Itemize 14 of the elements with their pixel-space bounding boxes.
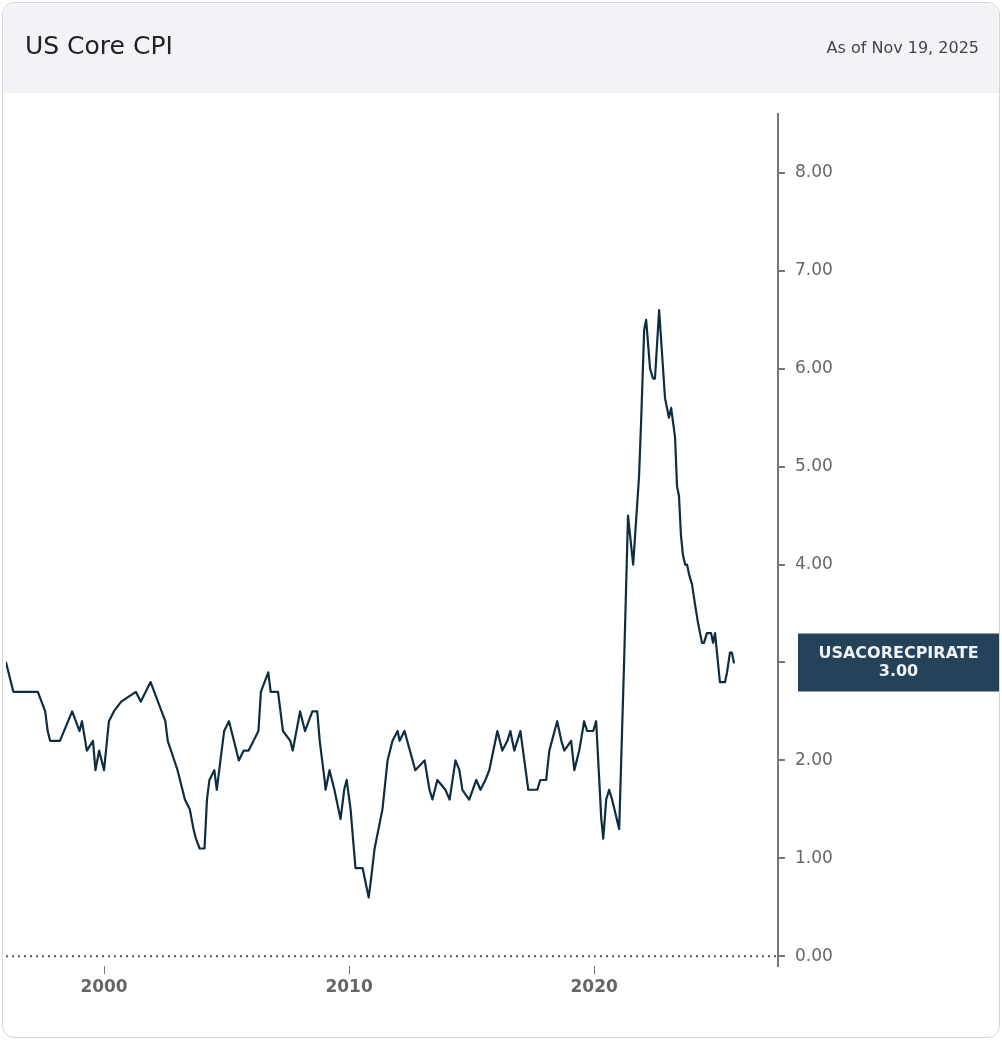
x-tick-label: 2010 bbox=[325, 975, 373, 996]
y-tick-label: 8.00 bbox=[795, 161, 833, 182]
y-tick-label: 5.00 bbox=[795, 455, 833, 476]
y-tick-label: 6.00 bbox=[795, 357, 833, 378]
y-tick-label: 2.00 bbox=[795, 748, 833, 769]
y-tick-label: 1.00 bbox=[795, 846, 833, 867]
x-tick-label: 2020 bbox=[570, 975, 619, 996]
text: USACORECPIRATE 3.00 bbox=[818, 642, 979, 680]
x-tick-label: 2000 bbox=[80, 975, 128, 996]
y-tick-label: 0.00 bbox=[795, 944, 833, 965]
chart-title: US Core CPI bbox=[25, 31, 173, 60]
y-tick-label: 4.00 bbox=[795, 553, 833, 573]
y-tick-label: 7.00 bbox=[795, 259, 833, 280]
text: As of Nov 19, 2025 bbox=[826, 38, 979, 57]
---
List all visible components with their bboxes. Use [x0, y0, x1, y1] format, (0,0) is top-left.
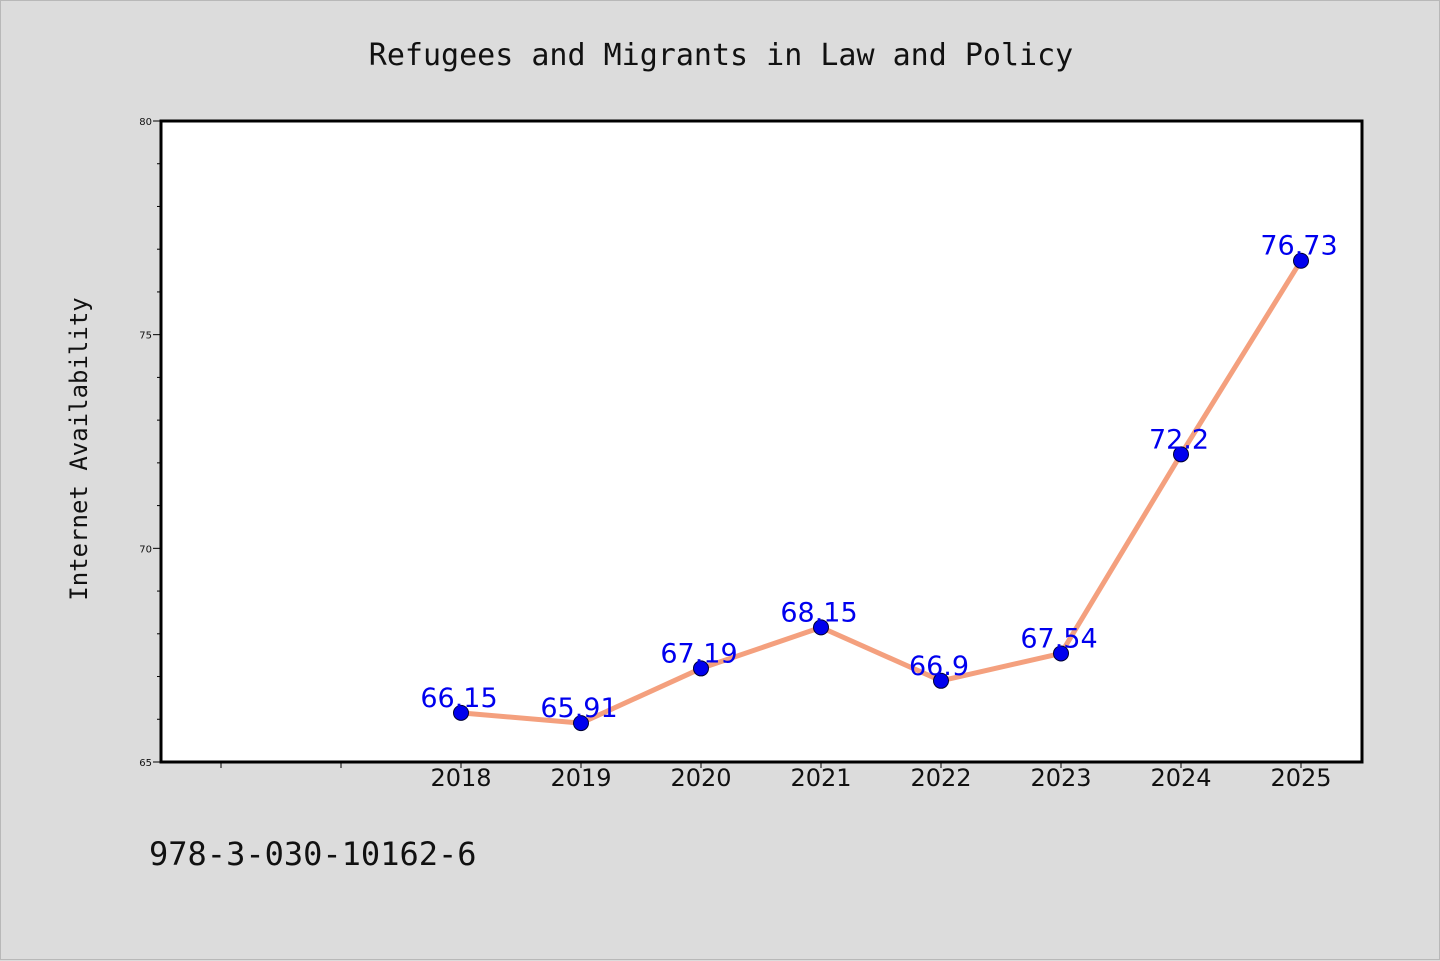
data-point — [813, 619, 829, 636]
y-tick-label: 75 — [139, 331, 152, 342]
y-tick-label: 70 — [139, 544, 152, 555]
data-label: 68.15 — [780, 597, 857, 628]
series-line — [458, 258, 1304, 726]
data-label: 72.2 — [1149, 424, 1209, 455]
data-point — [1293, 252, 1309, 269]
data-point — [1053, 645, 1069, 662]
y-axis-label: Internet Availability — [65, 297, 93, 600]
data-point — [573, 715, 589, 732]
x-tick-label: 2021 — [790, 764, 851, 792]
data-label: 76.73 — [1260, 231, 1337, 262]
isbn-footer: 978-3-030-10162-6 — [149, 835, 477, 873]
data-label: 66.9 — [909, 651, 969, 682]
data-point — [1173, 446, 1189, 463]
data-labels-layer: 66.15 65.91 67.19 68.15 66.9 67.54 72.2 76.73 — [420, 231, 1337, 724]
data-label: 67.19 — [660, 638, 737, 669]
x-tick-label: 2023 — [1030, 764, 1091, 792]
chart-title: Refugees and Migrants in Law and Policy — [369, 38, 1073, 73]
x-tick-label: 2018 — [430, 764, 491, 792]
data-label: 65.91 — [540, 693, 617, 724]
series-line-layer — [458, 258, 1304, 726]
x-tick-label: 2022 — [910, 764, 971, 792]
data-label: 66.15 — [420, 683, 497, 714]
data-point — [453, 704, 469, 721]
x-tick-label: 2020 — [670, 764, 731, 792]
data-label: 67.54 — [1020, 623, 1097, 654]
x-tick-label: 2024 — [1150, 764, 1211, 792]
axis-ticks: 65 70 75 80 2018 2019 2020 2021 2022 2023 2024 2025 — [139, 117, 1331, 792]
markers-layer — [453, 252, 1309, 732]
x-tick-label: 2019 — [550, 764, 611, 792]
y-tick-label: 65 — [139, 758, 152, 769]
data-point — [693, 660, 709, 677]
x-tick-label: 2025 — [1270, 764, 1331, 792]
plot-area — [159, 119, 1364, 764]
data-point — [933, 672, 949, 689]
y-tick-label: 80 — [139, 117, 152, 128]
--
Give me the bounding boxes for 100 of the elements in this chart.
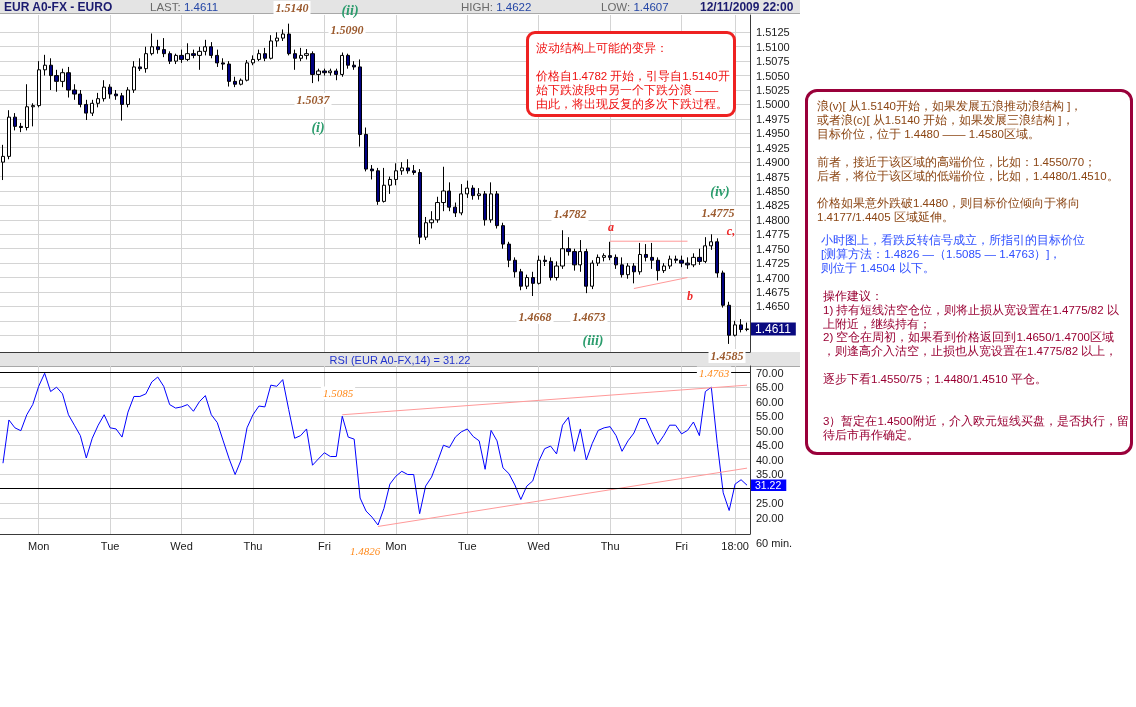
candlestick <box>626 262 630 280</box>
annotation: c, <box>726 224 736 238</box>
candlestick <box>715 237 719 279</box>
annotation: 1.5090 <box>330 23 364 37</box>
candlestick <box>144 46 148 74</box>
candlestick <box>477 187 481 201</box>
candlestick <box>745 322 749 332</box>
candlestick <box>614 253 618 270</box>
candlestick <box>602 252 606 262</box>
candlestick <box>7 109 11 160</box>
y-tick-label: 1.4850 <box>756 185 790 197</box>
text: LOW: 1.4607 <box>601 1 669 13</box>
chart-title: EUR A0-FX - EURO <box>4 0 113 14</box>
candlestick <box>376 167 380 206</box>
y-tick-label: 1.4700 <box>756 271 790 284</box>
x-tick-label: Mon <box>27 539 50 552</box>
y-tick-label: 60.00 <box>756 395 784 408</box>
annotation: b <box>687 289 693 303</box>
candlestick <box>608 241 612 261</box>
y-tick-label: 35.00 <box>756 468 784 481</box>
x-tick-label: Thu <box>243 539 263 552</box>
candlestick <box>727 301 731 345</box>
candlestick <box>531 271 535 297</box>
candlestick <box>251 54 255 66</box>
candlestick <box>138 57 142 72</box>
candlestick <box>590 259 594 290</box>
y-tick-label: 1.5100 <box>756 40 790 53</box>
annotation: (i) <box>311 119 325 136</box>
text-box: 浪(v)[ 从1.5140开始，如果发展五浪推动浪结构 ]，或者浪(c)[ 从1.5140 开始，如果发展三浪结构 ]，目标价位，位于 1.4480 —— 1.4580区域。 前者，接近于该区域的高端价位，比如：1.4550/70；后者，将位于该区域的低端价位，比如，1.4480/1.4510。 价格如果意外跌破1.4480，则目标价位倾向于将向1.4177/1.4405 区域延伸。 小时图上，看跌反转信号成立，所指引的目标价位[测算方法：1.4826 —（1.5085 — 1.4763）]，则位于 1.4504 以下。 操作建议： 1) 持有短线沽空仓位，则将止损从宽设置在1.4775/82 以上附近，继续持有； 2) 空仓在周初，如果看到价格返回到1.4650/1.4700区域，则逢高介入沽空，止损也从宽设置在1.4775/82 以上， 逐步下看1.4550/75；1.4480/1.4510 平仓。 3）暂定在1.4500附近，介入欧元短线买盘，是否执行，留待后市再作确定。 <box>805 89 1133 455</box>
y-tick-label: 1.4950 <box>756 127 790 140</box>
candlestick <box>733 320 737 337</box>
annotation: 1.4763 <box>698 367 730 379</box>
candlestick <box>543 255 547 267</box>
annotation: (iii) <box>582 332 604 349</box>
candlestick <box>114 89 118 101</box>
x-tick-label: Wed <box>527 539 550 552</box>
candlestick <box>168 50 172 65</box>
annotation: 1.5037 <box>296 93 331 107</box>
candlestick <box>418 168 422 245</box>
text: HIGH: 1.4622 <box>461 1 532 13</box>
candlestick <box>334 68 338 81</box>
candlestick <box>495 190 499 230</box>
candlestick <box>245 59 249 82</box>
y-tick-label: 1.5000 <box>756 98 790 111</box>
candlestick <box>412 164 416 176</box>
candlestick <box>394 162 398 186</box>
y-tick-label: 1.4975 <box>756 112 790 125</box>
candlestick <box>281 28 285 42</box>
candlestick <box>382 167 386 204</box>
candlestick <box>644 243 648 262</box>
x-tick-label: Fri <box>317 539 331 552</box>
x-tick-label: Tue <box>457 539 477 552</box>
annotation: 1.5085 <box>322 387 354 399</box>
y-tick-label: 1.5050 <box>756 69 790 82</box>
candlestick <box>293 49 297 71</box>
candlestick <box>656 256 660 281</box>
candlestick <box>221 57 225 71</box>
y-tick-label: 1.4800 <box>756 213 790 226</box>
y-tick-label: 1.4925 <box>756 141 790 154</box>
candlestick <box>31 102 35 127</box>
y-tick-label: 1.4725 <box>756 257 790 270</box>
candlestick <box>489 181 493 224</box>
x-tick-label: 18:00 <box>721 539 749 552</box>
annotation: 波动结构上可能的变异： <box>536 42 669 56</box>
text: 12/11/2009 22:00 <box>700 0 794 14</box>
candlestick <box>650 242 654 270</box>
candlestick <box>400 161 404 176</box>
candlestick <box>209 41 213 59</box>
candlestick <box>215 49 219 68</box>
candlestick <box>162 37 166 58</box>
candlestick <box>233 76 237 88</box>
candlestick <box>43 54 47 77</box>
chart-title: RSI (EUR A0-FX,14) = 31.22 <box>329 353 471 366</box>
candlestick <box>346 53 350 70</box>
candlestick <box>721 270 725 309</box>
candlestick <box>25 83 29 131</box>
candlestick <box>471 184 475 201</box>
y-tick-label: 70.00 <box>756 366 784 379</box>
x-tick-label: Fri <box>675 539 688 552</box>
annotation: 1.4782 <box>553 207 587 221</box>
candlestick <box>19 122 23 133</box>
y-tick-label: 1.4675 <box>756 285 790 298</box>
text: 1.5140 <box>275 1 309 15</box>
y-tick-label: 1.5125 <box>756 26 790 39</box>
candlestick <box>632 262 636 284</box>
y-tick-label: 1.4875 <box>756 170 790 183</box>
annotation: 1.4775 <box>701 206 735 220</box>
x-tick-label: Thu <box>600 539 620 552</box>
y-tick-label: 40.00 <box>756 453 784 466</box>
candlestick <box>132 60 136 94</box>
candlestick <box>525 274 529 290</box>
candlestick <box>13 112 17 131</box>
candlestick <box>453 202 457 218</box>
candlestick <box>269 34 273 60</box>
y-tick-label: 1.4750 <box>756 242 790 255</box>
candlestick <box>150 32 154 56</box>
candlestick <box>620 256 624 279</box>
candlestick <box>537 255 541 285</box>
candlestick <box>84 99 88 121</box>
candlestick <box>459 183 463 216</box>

### DIRECTIONS
Reproduce verbatim the part of the listing that opens with the line containing "x-tick-label: 2010 bbox=[325, 975, 373, 996]" and closes with the line containing "text: As of".

### EXERCISE RESPONSE
x-tick-label: 2010 bbox=[325, 975, 373, 996]
y-tick-label: 8.00 bbox=[795, 161, 833, 182]
y-tick-label: 5.00 bbox=[795, 455, 833, 476]
y-tick-label: 6.00 bbox=[795, 357, 833, 378]
y-tick-label: 2.00 bbox=[795, 748, 833, 769]
y-tick-label: 1.00 bbox=[795, 846, 833, 867]
x-tick-label: 2020 bbox=[570, 975, 619, 996]
text: USACORECPIRATE 3.00 bbox=[818, 642, 979, 680]
x-tick-label: 2000 bbox=[80, 975, 128, 996]
y-tick-label: 0.00 bbox=[795, 944, 833, 965]
chart-title: US Core CPI bbox=[25, 31, 173, 60]
y-tick-label: 4.00 bbox=[795, 553, 833, 573]
y-tick-label: 7.00 bbox=[795, 259, 833, 280]
text: As of Nov 19, 2025 bbox=[826, 38, 979, 57]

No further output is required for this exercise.